**Task statement**.
Count the lines in the rows below that contain the string "layer", matching case exactly, and give only the number.

>> Start Information given

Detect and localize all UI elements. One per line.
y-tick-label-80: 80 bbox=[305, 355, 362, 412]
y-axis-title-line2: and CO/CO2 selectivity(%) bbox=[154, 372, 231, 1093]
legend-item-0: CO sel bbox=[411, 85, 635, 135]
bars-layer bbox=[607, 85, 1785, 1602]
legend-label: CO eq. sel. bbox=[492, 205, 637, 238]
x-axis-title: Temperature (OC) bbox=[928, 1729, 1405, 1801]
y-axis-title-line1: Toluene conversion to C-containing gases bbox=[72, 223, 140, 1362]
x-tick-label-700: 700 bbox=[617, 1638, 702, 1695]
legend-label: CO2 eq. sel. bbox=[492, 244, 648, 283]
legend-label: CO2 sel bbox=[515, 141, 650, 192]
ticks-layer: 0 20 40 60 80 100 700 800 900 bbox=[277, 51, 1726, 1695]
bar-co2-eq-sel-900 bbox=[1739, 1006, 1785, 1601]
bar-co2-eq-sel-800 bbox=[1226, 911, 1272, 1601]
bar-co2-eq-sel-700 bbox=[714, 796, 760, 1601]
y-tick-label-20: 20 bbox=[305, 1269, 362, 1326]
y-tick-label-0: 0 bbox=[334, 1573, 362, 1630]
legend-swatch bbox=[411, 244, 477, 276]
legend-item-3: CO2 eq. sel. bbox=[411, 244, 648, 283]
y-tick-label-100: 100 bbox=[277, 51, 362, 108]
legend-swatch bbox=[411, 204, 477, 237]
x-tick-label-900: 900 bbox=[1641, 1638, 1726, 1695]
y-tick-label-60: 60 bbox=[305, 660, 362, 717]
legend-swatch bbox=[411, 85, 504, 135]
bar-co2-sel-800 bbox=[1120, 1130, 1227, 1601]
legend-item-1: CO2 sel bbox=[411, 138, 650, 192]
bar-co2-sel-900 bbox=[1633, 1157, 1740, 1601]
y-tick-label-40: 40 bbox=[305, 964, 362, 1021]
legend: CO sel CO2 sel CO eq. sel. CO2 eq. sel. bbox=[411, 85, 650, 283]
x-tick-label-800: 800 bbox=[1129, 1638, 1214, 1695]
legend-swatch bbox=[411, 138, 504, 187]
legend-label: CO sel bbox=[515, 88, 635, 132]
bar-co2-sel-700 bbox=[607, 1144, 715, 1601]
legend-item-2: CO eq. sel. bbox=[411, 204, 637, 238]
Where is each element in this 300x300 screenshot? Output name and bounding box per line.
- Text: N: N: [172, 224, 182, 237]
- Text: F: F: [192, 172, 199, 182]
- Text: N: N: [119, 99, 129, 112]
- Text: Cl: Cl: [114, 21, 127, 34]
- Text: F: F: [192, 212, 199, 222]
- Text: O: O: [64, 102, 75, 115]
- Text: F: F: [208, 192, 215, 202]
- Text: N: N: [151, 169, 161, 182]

>> End Information given

**Task output**.
2